• **PASSAGE TO READ**
In effect, teachers have become the victims of bureaucratisation - and possibly the willing victims. The notion of an education service with education professionals and officials determining its course has undermined the autonomy of professional teachers in the classroom, and limited the funds available to pay them.

The subject or subjects taught - of which the officials may well be ignorant - have been sidelined. And in a desperate attempt to redress the balance, governments have resorted to greater collectivism even when (as in the case of the last administration) at the same time preaching freedom. Teaching methods, curriculum norms, classroom organisation - even lesson lengths - are now officially recommended to meet the system’s failings.

In reality, there is no one good pedagogic norm, no one standard class size, no one system, determined by the official which will make for good teaching. Each teacher is different, as is each class, each subject, each school and each pupil. The only common element is for the teacher to know the subjects to be taught, and to teach as he or she judges is best for the varying talents of the pupils.

Indeed, a future reform of teacher training where all aspiring teachers are taught in the subject department of universities by those qualified in their subjects will be an essential stage in restoring professionalism to a profession.

And like the doctor or lawyer, once the subject is mastered, the teacher can practise in the classroom, aided and supported by those with practical teaching experience.

• **WHAT TO WORK ON**
Render this sentence from the passage on teaching in Spanish: "Each teacher is different, as is each class, each subject, each school and each pupil." The entries that come next are taken from a separate source and are unrelated to the passage on teaching.

• **EXTRACTED DATA**
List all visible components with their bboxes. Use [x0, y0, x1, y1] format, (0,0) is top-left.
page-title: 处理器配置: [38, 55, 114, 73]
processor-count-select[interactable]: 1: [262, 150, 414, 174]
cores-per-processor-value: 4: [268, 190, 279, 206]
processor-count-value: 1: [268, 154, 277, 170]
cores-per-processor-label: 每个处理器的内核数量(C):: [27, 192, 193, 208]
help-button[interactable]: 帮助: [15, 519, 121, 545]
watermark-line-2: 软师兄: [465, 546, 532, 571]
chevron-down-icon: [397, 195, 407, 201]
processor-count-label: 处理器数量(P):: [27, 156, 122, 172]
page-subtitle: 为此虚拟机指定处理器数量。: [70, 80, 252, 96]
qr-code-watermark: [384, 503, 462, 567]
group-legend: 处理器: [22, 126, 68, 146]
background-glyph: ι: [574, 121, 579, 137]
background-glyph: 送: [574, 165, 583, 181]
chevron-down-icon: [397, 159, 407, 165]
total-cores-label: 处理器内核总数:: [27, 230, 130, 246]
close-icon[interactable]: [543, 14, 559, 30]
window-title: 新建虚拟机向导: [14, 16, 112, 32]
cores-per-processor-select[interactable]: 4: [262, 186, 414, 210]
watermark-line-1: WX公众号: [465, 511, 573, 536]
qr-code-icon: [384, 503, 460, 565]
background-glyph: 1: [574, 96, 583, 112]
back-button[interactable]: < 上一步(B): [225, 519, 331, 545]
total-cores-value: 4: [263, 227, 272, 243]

• **SOLUTION TO THE EXERCISE**
Cada profesor es diferente, como lo es cada clase, cada asignatura, cada escuela y cada alumno.